─── THE DATA

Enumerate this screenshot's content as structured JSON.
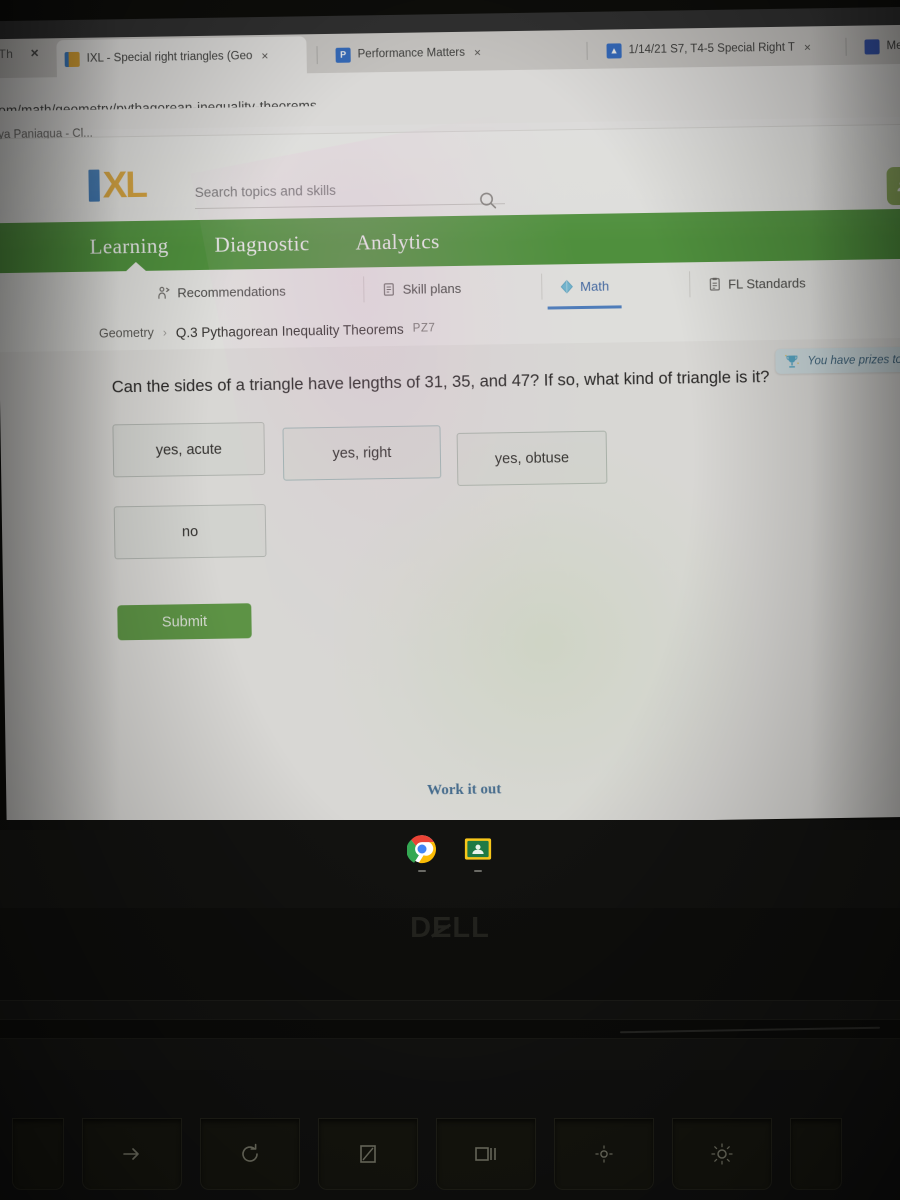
{
  "browser": {
    "partial_left_tab_label": "Th",
    "tabs": [
      {
        "label": "IXL - Special right triangles (Geo",
        "favicon": "ixl-favicon",
        "active": true,
        "close_label": "×"
      },
      {
        "label": "Performance Matters",
        "favicon": "performance-matters-favicon",
        "active": false,
        "close_label": "×"
      },
      {
        "label": "1/14/21 S7, T4-5 Special Right T",
        "favicon": "drive-favicon",
        "active": false,
        "close_label": "×"
      },
      {
        "label": "Mee",
        "favicon": "meet-favicon",
        "active": false,
        "close_label": "×"
      }
    ],
    "url": "com/math/geometry/pythagorean-inequality-theorems",
    "bookmark": "aya Paniagua - Cl..."
  },
  "ixl": {
    "logo_text": "XL",
    "search": {
      "placeholder": "Search topics and skills",
      "value": ""
    },
    "main_nav": [
      {
        "label": "Learning",
        "active": true
      },
      {
        "label": "Diagnostic",
        "active": false
      },
      {
        "label": "Analytics",
        "active": false
      }
    ],
    "sub_nav": [
      {
        "label": "Recommendations",
        "icon": "recommendations-icon",
        "active": false
      },
      {
        "label": "Skill plans",
        "icon": "skill-plans-icon",
        "active": false
      },
      {
        "label": "Math",
        "icon": "math-diamond-icon",
        "active": true
      },
      {
        "label": "FL Standards",
        "icon": "standards-icon",
        "active": false
      }
    ],
    "breadcrumb": {
      "subject": "Geometry",
      "separator": "›",
      "skill": "Q.3 Pythagorean Inequality Theorems",
      "skill_code": "PZ7"
    },
    "prize_banner": {
      "text": "You have prizes to re",
      "icon": "trophy-icon"
    },
    "question": {
      "text": "Can the sides of a triangle have lengths of 31, 35, and 47? If so, what kind of triangle is it?",
      "choices": [
        {
          "label": "yes, acute"
        },
        {
          "label": "yes, right"
        },
        {
          "label": "yes, obtuse"
        },
        {
          "label": "no"
        }
      ],
      "submit_label": "Submit",
      "work_it_out_label": "Work it out"
    },
    "colors": {
      "nav_green": "#4a9e32",
      "submit_green": "#5ba23c",
      "logo_blue": "#2d79c7",
      "logo_yellow": "#f0ab1f",
      "active_tab_blue": "#4a86d6"
    }
  },
  "shelf": {
    "icons": [
      {
        "name": "chrome-icon",
        "label": "Chrome"
      },
      {
        "name": "google-classroom-icon",
        "label": "Classroom"
      }
    ]
  },
  "laptop": {
    "brand": "DELL",
    "brand_part_1": "D",
    "brand_part_2": "E",
    "brand_part_3": "LL",
    "function_keys": [
      {
        "icon": "forward-arrow-key",
        "label": "forward"
      },
      {
        "icon": "reload-key",
        "label": "reload"
      },
      {
        "icon": "fullscreen-key",
        "label": "fullscreen"
      },
      {
        "icon": "window-overview-key",
        "label": "overview"
      },
      {
        "icon": "brightness-down-key",
        "label": "brightness down"
      },
      {
        "icon": "brightness-up-key",
        "label": "brightness up"
      }
    ]
  }
}
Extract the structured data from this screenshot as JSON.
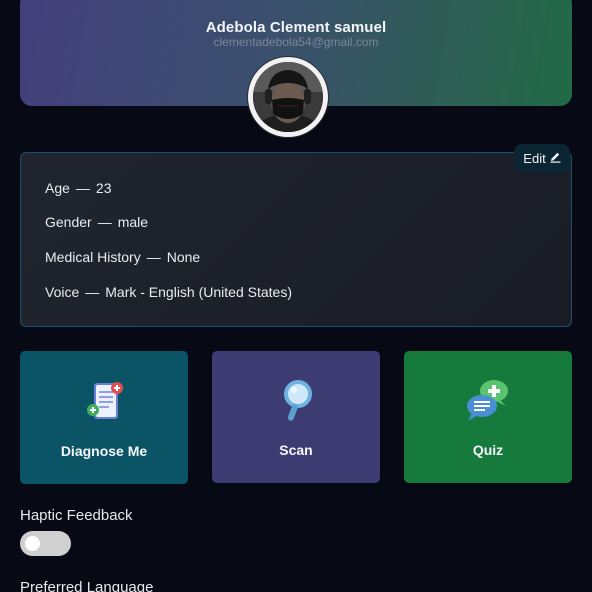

──────

Repeat the data exactly, excluding the pictures.

Enumerate this screenshot's content as structured JSON.
{
  "browser": {
    "partial_left_tab_label": "Th",
    "tabs": [
      {
        "label": "IXL - Special right triangles (Geo",
        "favicon": "ixl-favicon",
        "active": true,
        "close_label": "×"
      },
      {
        "label": "Performance Matters",
        "favicon": "performance-matters-favicon",
        "active": false,
        "close_label": "×"
      },
      {
        "label": "1/14/21 S7, T4-5 Special Right T",
        "favicon": "drive-favicon",
        "active": false,
        "close_label": "×"
      },
      {
        "label": "Mee",
        "favicon": "meet-favicon",
        "active": false,
        "close_label": "×"
      }
    ],
    "url": "com/math/geometry/pythagorean-inequality-theorems",
    "bookmark": "aya Paniagua - Cl..."
  },
  "ixl": {
    "logo_text": "XL",
    "search": {
      "placeholder": "Search topics and skills",
      "value": ""
    },
    "main_nav": [
      {
        "label": "Learning",
        "active": true
      },
      {
        "label": "Diagnostic",
        "active": false
      },
      {
        "label": "Analytics",
        "active": false
      }
    ],
    "sub_nav": [
      {
        "label": "Recommendations",
        "icon": "recommendations-icon",
        "active": false
      },
      {
        "label": "Skill plans",
        "icon": "skill-plans-icon",
        "active": false
      },
      {
        "label": "Math",
        "icon": "math-diamond-icon",
        "active": true
      },
      {
        "label": "FL Standards",
        "icon": "standards-icon",
        "active": false
      }
    ],
    "breadcrumb": {
      "subject": "Geometry",
      "separator": "›",
      "skill": "Q.3 Pythagorean Inequality Theorems",
      "skill_code": "PZ7"
    },
    "prize_banner": {
      "text": "You have prizes to re",
      "icon": "trophy-icon"
    },
    "question": {
      "text": "Can the sides of a triangle have lengths of 31, 35, and 47? If so, what kind of triangle is it?",
      "choices": [
        {
          "label": "yes, acute"
        },
        {
          "label": "yes, right"
        },
        {
          "label": "yes, obtuse"
        },
        {
          "label": "no"
        }
      ],
      "submit_label": "Submit",
      "work_it_out_label": "Work it out"
    },
    "colors": {
      "nav_green": "#4a9e32",
      "submit_green": "#5ba23c",
      "logo_blue": "#2d79c7",
      "logo_yellow": "#f0ab1f",
      "active_tab_blue": "#4a86d6"
    }
  },
  "shelf": {
    "icons": [
      {
        "name": "chrome-icon",
        "label": "Chrome"
      },
      {
        "name": "google-classroom-icon",
        "label": "Classroom"
      }
    ]
  },
  "laptop": {
    "brand": "DELL",
    "brand_part_1": "D",
    "brand_part_2": "E",
    "brand_part_3": "LL",
    "function_keys": [
      {
        "icon": "forward-arrow-key",
        "label": "forward"
      },
      {
        "icon": "reload-key",
        "label": "reload"
      },
      {
        "icon": "fullscreen-key",
        "label": "fullscreen"
      },
      {
        "icon": "window-overview-key",
        "label": "overview"
      },
      {
        "icon": "brightness-down-key",
        "label": "brightness down"
      },
      {
        "icon": "brightness-up-key",
        "label": "brightness up"
      }
    ]
  }
}
Extract the structured data from this screenshot as JSON.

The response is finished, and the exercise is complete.